[Collected data entries]
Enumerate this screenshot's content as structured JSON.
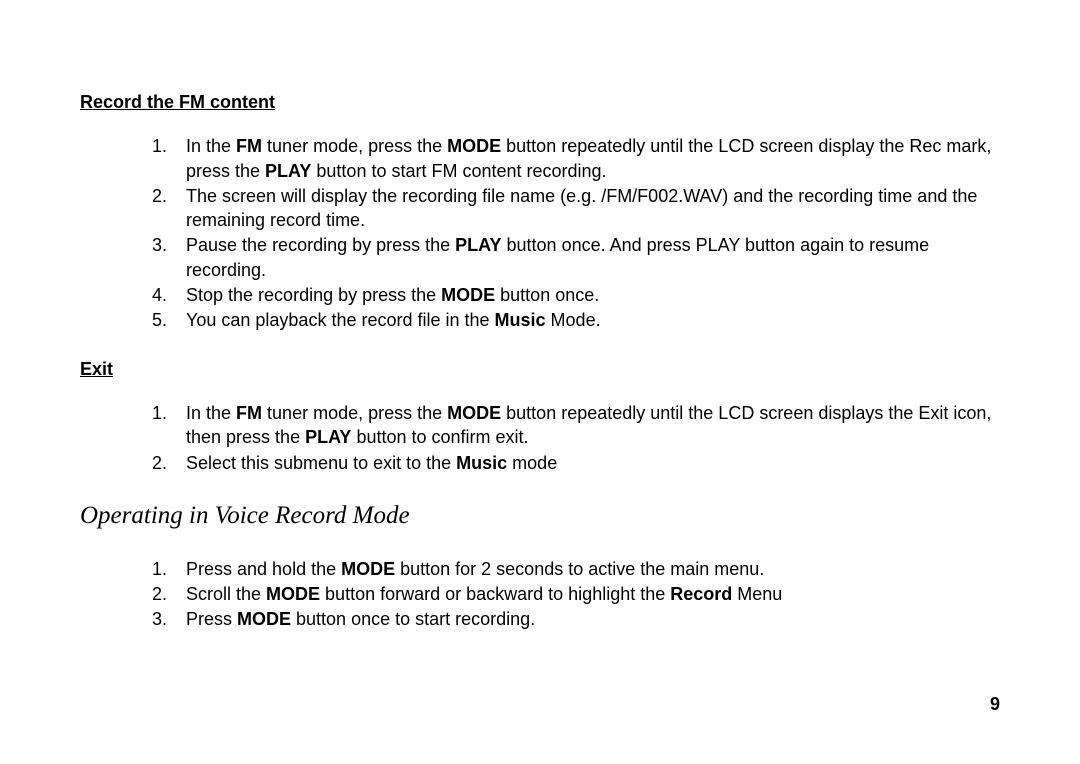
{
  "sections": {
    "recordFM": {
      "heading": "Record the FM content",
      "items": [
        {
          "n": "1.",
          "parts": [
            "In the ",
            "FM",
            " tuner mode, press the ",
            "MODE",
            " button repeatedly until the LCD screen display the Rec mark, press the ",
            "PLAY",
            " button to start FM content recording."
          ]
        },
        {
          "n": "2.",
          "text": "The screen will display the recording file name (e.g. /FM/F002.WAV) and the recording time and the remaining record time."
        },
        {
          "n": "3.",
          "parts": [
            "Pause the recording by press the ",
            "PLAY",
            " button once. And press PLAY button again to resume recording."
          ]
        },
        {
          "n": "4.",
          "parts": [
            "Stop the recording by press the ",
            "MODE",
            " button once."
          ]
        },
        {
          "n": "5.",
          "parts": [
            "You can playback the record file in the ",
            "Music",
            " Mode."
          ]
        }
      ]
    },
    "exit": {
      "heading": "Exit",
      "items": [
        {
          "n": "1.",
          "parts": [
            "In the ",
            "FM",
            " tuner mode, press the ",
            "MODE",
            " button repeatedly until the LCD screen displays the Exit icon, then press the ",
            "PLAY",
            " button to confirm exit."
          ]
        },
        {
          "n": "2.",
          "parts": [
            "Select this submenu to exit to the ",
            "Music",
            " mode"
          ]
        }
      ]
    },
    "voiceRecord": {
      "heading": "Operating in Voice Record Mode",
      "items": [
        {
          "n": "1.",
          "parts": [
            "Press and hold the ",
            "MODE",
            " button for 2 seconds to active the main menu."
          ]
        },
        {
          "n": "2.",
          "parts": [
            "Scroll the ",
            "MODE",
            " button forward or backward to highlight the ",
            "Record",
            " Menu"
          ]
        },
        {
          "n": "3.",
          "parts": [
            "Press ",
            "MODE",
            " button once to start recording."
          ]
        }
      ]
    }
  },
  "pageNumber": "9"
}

...

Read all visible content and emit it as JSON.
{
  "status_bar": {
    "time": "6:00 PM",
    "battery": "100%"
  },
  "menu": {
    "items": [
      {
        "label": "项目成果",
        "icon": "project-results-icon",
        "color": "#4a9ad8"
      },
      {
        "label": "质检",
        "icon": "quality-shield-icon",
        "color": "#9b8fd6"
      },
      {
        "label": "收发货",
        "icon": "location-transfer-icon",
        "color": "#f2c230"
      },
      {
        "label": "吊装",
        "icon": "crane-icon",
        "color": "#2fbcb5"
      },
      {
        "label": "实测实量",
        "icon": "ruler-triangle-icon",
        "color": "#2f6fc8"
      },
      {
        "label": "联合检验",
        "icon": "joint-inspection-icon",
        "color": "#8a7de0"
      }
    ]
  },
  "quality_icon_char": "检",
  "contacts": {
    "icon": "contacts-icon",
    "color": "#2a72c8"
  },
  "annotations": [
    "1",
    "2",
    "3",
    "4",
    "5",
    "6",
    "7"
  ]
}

**OBJECTIVE**
Collect each line of the entries that has the word "color", copying it in full.

**THE SOLUTION**
        "color": "#4a9ad8"
        "color": "#9b8fd6"
        "color": "#f2c230"
        "color": "#2fbcb5"
        "color": "#2f6fc8"
        "color": "#8a7de0"
    "color": "#2a72c8"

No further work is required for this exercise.